_EXERCISE DESCRIPTION_: Copy the data exactly as it appears, and do not include any pictures.

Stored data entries
+ + + + + + +

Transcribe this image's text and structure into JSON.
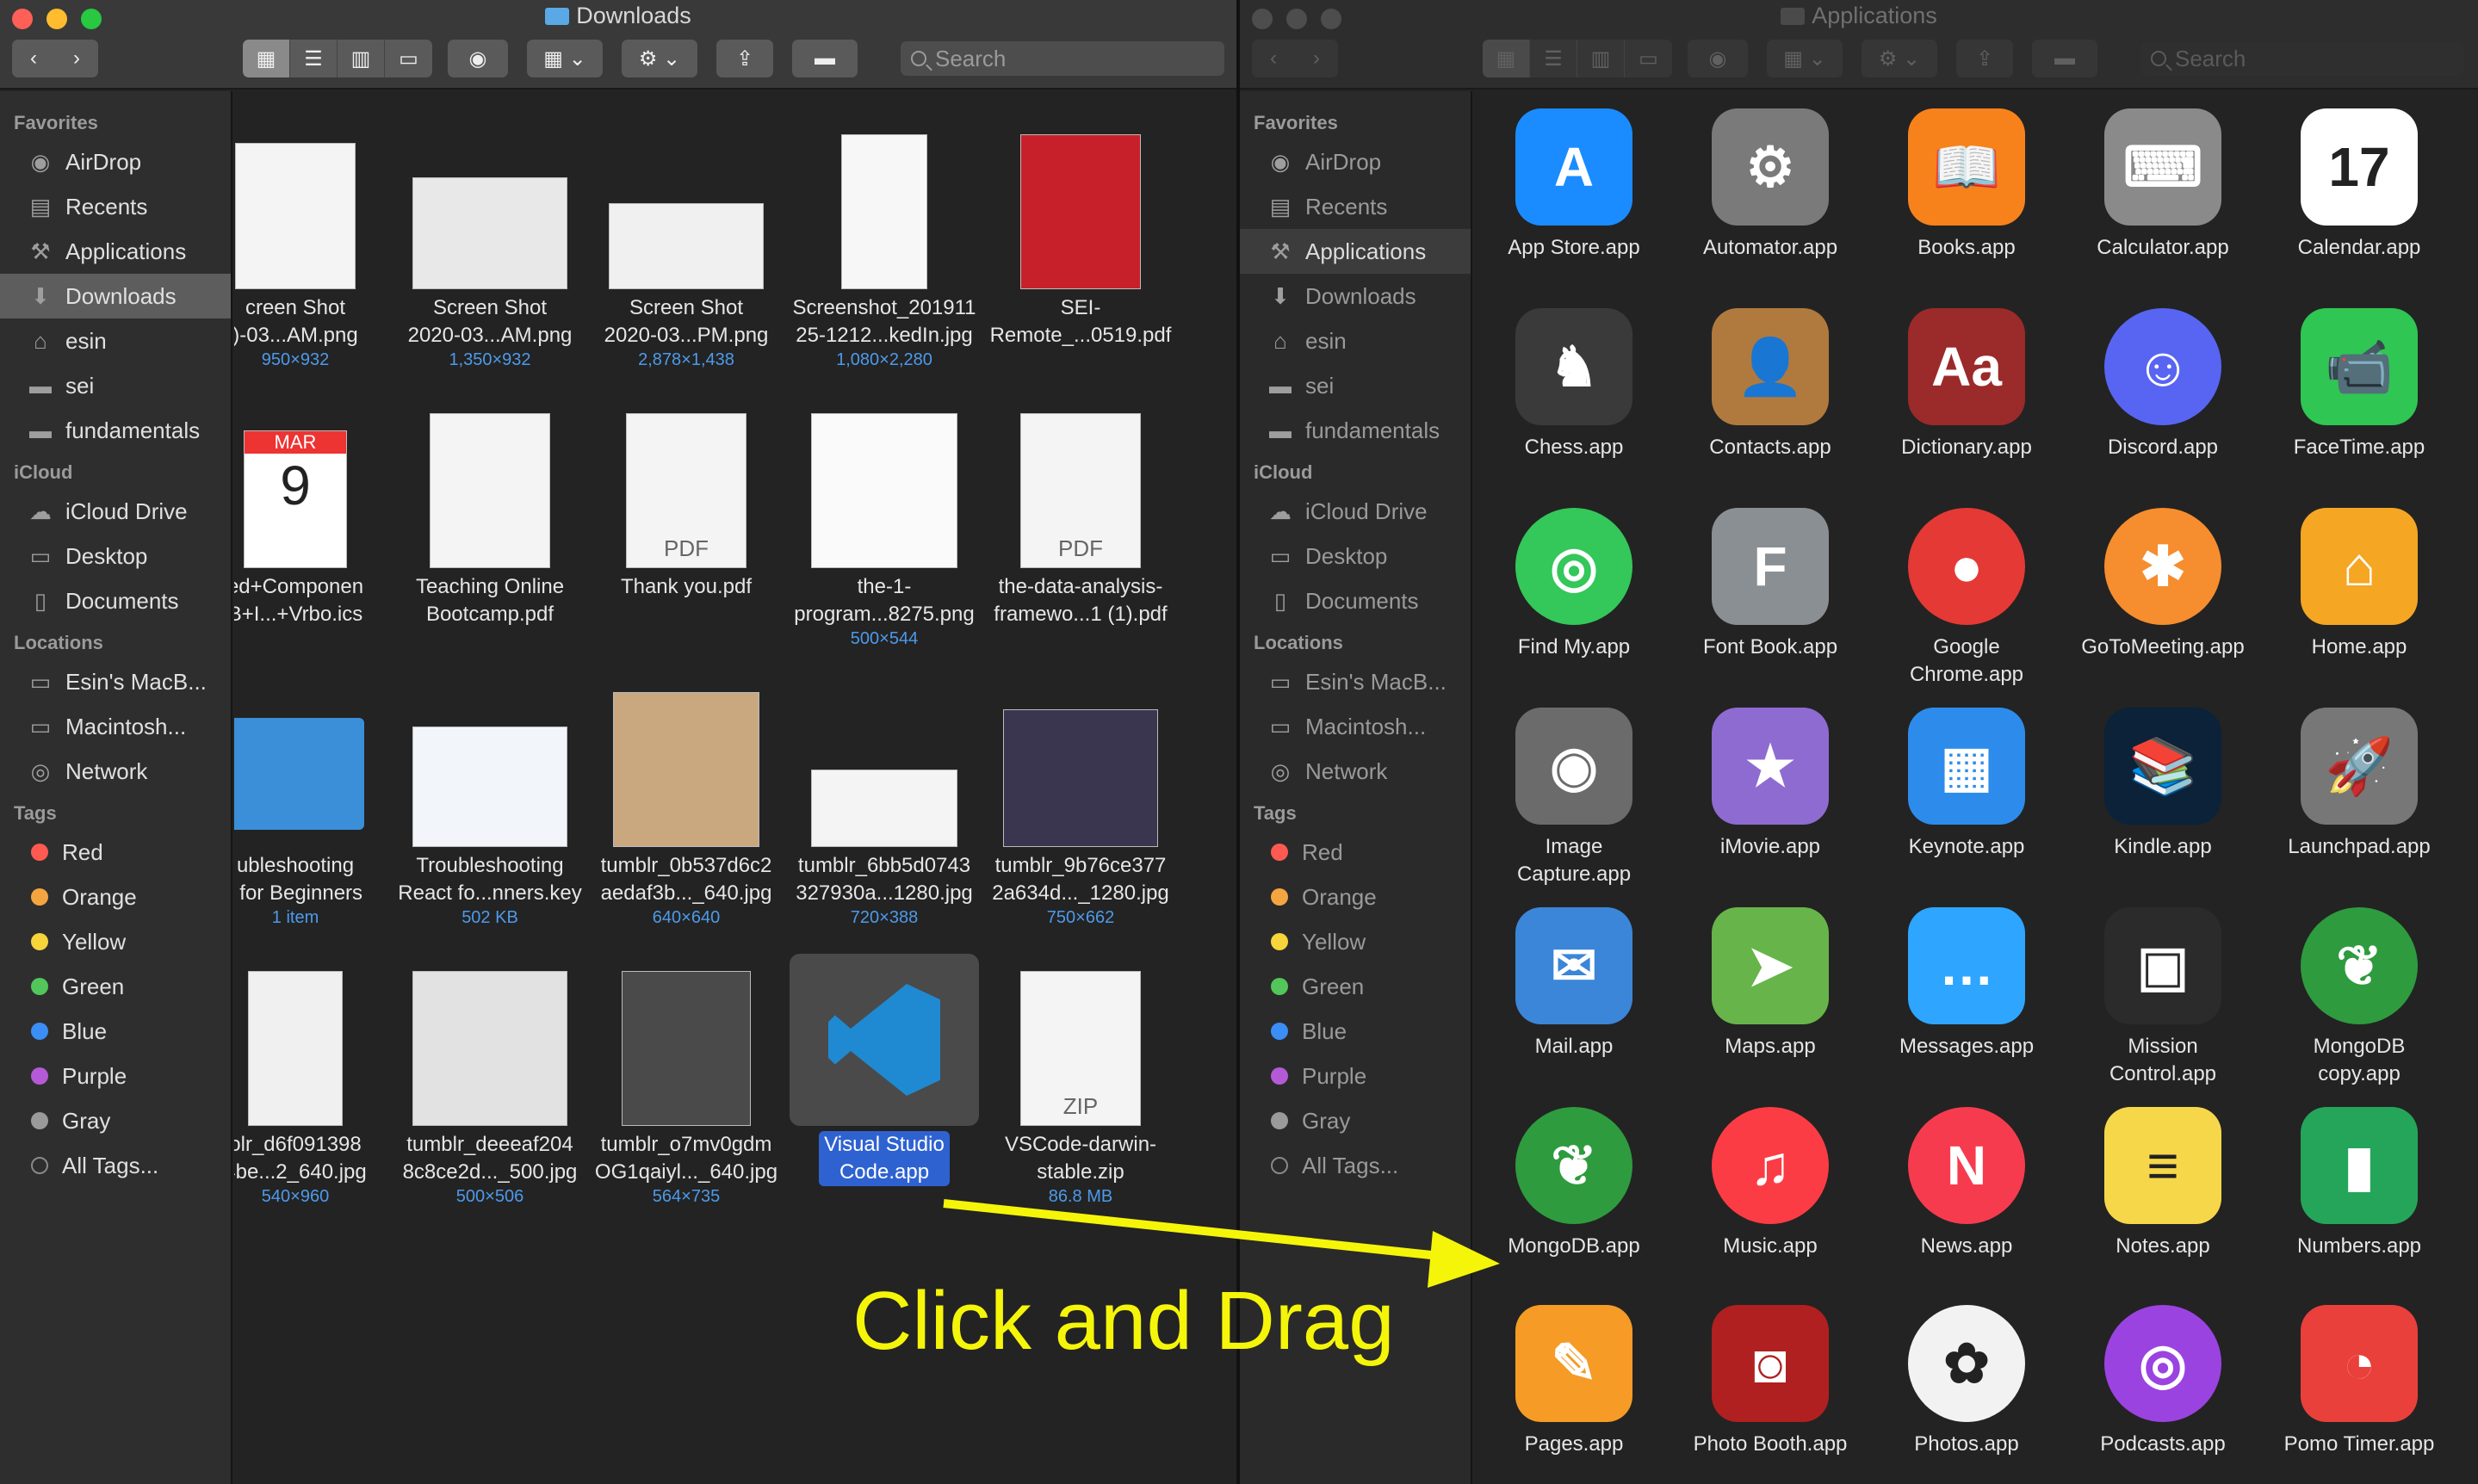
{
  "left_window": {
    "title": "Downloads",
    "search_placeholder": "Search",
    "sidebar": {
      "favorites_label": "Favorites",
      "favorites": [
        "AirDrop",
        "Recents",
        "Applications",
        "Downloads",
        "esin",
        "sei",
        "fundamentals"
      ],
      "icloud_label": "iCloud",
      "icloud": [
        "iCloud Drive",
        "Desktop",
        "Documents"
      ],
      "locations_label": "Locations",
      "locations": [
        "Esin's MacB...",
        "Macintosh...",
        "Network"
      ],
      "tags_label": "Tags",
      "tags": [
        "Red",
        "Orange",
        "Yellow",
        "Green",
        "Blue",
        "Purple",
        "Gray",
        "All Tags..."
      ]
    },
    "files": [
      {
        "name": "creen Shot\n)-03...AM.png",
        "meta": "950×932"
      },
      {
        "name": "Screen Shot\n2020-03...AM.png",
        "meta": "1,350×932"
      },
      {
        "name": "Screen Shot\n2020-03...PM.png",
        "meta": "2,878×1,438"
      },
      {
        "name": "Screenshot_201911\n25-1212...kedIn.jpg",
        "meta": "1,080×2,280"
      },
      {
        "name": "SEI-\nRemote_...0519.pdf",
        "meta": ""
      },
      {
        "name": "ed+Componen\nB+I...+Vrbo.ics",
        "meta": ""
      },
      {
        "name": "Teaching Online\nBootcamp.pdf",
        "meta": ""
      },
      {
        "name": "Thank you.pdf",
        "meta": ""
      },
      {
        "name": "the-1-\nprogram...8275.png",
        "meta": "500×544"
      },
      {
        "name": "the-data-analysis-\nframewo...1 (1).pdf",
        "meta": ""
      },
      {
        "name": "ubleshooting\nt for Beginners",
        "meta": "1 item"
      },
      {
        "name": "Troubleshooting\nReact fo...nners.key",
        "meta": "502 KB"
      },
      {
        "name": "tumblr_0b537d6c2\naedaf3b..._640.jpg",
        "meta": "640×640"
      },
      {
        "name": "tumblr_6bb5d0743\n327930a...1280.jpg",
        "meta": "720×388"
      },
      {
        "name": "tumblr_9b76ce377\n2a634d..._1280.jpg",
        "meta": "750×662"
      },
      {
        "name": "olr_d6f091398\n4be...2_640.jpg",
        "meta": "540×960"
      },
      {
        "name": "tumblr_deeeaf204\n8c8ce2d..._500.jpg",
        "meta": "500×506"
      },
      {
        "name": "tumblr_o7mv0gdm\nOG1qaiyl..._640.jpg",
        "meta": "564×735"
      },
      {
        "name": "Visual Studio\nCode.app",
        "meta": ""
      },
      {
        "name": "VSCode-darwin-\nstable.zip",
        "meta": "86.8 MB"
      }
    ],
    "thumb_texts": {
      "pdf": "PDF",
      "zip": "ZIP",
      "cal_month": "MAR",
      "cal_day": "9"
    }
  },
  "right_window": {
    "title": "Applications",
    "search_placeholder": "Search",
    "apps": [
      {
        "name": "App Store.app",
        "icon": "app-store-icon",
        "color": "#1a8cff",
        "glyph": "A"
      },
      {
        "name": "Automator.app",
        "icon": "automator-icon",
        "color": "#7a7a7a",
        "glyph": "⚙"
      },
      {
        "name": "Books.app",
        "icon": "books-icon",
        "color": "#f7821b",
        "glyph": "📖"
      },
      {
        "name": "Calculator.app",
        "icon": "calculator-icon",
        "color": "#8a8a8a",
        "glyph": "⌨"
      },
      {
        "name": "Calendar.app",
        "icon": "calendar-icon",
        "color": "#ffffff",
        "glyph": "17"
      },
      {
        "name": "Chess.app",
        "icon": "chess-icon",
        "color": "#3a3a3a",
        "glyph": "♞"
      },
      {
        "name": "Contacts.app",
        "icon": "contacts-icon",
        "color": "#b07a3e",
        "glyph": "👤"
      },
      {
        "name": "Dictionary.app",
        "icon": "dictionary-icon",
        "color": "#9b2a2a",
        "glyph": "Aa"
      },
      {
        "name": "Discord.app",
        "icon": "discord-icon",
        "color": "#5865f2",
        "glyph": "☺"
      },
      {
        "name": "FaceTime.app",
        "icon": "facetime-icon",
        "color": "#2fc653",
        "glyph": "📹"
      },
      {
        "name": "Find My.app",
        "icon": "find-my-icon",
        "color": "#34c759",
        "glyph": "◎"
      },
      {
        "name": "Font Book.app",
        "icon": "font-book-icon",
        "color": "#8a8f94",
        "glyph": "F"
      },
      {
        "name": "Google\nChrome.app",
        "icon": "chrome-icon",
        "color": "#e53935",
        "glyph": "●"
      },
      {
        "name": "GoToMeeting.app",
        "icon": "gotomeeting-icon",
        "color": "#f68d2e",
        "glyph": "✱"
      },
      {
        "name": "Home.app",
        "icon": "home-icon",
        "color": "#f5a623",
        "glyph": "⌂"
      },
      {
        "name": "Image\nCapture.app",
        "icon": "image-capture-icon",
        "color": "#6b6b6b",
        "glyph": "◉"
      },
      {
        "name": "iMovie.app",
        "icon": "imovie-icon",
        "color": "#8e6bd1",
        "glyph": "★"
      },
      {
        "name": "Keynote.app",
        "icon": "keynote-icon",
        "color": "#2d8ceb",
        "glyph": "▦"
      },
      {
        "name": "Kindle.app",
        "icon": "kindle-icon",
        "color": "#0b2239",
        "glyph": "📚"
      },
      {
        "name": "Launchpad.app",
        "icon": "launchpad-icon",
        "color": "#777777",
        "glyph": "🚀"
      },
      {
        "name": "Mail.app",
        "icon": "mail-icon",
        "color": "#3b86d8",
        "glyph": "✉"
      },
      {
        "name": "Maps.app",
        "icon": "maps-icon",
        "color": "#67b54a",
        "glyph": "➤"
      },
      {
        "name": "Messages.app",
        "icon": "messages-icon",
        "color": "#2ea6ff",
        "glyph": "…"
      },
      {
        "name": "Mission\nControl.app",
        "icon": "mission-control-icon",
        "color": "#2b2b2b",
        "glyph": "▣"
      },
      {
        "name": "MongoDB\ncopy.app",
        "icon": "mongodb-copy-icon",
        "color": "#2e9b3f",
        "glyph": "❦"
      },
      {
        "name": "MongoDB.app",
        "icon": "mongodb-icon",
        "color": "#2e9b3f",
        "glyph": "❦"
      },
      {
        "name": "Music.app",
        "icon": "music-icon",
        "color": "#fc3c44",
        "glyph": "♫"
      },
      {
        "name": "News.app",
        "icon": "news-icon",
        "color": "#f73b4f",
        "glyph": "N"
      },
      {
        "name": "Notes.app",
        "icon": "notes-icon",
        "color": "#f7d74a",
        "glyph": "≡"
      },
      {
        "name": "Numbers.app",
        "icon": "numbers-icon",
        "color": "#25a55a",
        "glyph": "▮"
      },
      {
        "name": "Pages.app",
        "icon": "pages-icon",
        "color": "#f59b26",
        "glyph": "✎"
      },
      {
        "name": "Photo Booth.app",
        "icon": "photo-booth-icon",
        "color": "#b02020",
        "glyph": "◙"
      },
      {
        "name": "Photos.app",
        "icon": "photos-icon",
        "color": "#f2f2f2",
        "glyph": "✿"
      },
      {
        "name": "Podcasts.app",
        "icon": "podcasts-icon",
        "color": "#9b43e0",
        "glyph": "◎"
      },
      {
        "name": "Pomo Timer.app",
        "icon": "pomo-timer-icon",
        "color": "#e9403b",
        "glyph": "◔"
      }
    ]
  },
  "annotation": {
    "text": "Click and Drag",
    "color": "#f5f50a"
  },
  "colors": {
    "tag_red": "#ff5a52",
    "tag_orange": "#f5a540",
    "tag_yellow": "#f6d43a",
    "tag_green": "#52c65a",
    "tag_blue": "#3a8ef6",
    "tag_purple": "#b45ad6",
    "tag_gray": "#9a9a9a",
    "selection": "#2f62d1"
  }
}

+ + + + + + +

_WRITTEN SOLUTION_:
Transcribe this image's text and structure into JSON.
{
  "left_window": {
    "title": "Downloads",
    "search_placeholder": "Search",
    "sidebar": {
      "favorites_label": "Favorites",
      "favorites": [
        "AirDrop",
        "Recents",
        "Applications",
        "Downloads",
        "esin",
        "sei",
        "fundamentals"
      ],
      "icloud_label": "iCloud",
      "icloud": [
        "iCloud Drive",
        "Desktop",
        "Documents"
      ],
      "locations_label": "Locations",
      "locations": [
        "Esin's MacB...",
        "Macintosh...",
        "Network"
      ],
      "tags_label": "Tags",
      "tags": [
        "Red",
        "Orange",
        "Yellow",
        "Green",
        "Blue",
        "Purple",
        "Gray",
        "All Tags..."
      ]
    },
    "files": [
      {
        "name": "creen Shot\n)-03...AM.png",
        "meta": "950×932"
      },
      {
        "name": "Screen Shot\n2020-03...AM.png",
        "meta": "1,350×932"
      },
      {
        "name": "Screen Shot\n2020-03...PM.png",
        "meta": "2,878×1,438"
      },
      {
        "name": "Screenshot_201911\n25-1212...kedIn.jpg",
        "meta": "1,080×2,280"
      },
      {
        "name": "SEI-\nRemote_...0519.pdf",
        "meta": ""
      },
      {
        "name": "ed+Componen\nB+I...+Vrbo.ics",
        "meta": ""
      },
      {
        "name": "Teaching Online\nBootcamp.pdf",
        "meta": ""
      },
      {
        "name": "Thank you.pdf",
        "meta": ""
      },
      {
        "name": "the-1-\nprogram...8275.png",
        "meta": "500×544"
      },
      {
        "name": "the-data-analysis-\nframewo...1 (1).pdf",
        "meta": ""
      },
      {
        "name": "ubleshooting\nt for Beginners",
        "meta": "1 item"
      },
      {
        "name": "Troubleshooting\nReact fo...nners.key",
        "meta": "502 KB"
      },
      {
        "name": "tumblr_0b537d6c2\naedaf3b..._640.jpg",
        "meta": "640×640"
      },
      {
        "name": "tumblr_6bb5d0743\n327930a...1280.jpg",
        "meta": "720×388"
      },
      {
        "name": "tumblr_9b76ce377\n2a634d..._1280.jpg",
        "meta": "750×662"
      },
      {
        "name": "olr_d6f091398\n4be...2_640.jpg",
        "meta": "540×960"
      },
      {
        "name": "tumblr_deeeaf204\n8c8ce2d..._500.jpg",
        "meta": "500×506"
      },
      {
        "name": "tumblr_o7mv0gdm\nOG1qaiyl..._640.jpg",
        "meta": "564×735"
      },
      {
        "name": "Visual Studio\nCode.app",
        "meta": ""
      },
      {
        "name": "VSCode-darwin-\nstable.zip",
        "meta": "86.8 MB"
      }
    ],
    "thumb_texts": {
      "pdf": "PDF",
      "zip": "ZIP",
      "cal_month": "MAR",
      "cal_day": "9"
    }
  },
  "right_window": {
    "title": "Applications",
    "search_placeholder": "Search",
    "apps": [
      {
        "name": "App Store.app",
        "icon": "app-store-icon",
        "color": "#1a8cff",
        "glyph": "A"
      },
      {
        "name": "Automator.app",
        "icon": "automator-icon",
        "color": "#7a7a7a",
        "glyph": "⚙"
      },
      {
        "name": "Books.app",
        "icon": "books-icon",
        "color": "#f7821b",
        "glyph": "📖"
      },
      {
        "name": "Calculator.app",
        "icon": "calculator-icon",
        "color": "#8a8a8a",
        "glyph": "⌨"
      },
      {
        "name": "Calendar.app",
        "icon": "calendar-icon",
        "color": "#ffffff",
        "glyph": "17"
      },
      {
        "name": "Chess.app",
        "icon": "chess-icon",
        "color": "#3a3a3a",
        "glyph": "♞"
      },
      {
        "name": "Contacts.app",
        "icon": "contacts-icon",
        "color": "#b07a3e",
        "glyph": "👤"
      },
      {
        "name": "Dictionary.app",
        "icon": "dictionary-icon",
        "color": "#9b2a2a",
        "glyph": "Aa"
      },
      {
        "name": "Discord.app",
        "icon": "discord-icon",
        "color": "#5865f2",
        "glyph": "☺"
      },
      {
        "name": "FaceTime.app",
        "icon": "facetime-icon",
        "color": "#2fc653",
        "glyph": "📹"
      },
      {
        "name": "Find My.app",
        "icon": "find-my-icon",
        "color": "#34c759",
        "glyph": "◎"
      },
      {
        "name": "Font Book.app",
        "icon": "font-book-icon",
        "color": "#8a8f94",
        "glyph": "F"
      },
      {
        "name": "Google\nChrome.app",
        "icon": "chrome-icon",
        "color": "#e53935",
        "glyph": "●"
      },
      {
        "name": "GoToMeeting.app",
        "icon": "gotomeeting-icon",
        "color": "#f68d2e",
        "glyph": "✱"
      },
      {
        "name": "Home.app",
        "icon": "home-icon",
        "color": "#f5a623",
        "glyph": "⌂"
      },
      {
        "name": "Image\nCapture.app",
        "icon": "image-capture-icon",
        "color": "#6b6b6b",
        "glyph": "◉"
      },
      {
        "name": "iMovie.app",
        "icon": "imovie-icon",
        "color": "#8e6bd1",
        "glyph": "★"
      },
      {
        "name": "Keynote.app",
        "icon": "keynote-icon",
        "color": "#2d8ceb",
        "glyph": "▦"
      },
      {
        "name": "Kindle.app",
        "icon": "kindle-icon",
        "color": "#0b2239",
        "glyph": "📚"
      },
      {
        "name": "Launchpad.app",
        "icon": "launchpad-icon",
        "color": "#777777",
        "glyph": "🚀"
      },
      {
        "name": "Mail.app",
        "icon": "mail-icon",
        "color": "#3b86d8",
        "glyph": "✉"
      },
      {
        "name": "Maps.app",
        "icon": "maps-icon",
        "color": "#67b54a",
        "glyph": "➤"
      },
      {
        "name": "Messages.app",
        "icon": "messages-icon",
        "color": "#2ea6ff",
        "glyph": "…"
      },
      {
        "name": "Mission\nControl.app",
        "icon": "mission-control-icon",
        "color": "#2b2b2b",
        "glyph": "▣"
      },
      {
        "name": "MongoDB\ncopy.app",
        "icon": "mongodb-copy-icon",
        "color": "#2e9b3f",
        "glyph": "❦"
      },
      {
        "name": "MongoDB.app",
        "icon": "mongodb-icon",
        "color": "#2e9b3f",
        "glyph": "❦"
      },
      {
        "name": "Music.app",
        "icon": "music-icon",
        "color": "#fc3c44",
        "glyph": "♫"
      },
      {
        "name": "News.app",
        "icon": "news-icon",
        "color": "#f73b4f",
        "glyph": "N"
      },
      {
        "name": "Notes.app",
        "icon": "notes-icon",
        "color": "#f7d74a",
        "glyph": "≡"
      },
      {
        "name": "Numbers.app",
        "icon": "numbers-icon",
        "color": "#25a55a",
        "glyph": "▮"
      },
      {
        "name": "Pages.app",
        "icon": "pages-icon",
        "color": "#f59b26",
        "glyph": "✎"
      },
      {
        "name": "Photo Booth.app",
        "icon": "photo-booth-icon",
        "color": "#b02020",
        "glyph": "◙"
      },
      {
        "name": "Photos.app",
        "icon": "photos-icon",
        "color": "#f2f2f2",
        "glyph": "✿"
      },
      {
        "name": "Podcasts.app",
        "icon": "podcasts-icon",
        "color": "#9b43e0",
        "glyph": "◎"
      },
      {
        "name": "Pomo Timer.app",
        "icon": "pomo-timer-icon",
        "color": "#e9403b",
        "glyph": "◔"
      }
    ]
  },
  "annotation": {
    "text": "Click and Drag",
    "color": "#f5f50a"
  },
  "colors": {
    "tag_red": "#ff5a52",
    "tag_orange": "#f5a540",
    "tag_yellow": "#f6d43a",
    "tag_green": "#52c65a",
    "tag_blue": "#3a8ef6",
    "tag_purple": "#b45ad6",
    "tag_gray": "#9a9a9a",
    "selection": "#2f62d1"
  }
}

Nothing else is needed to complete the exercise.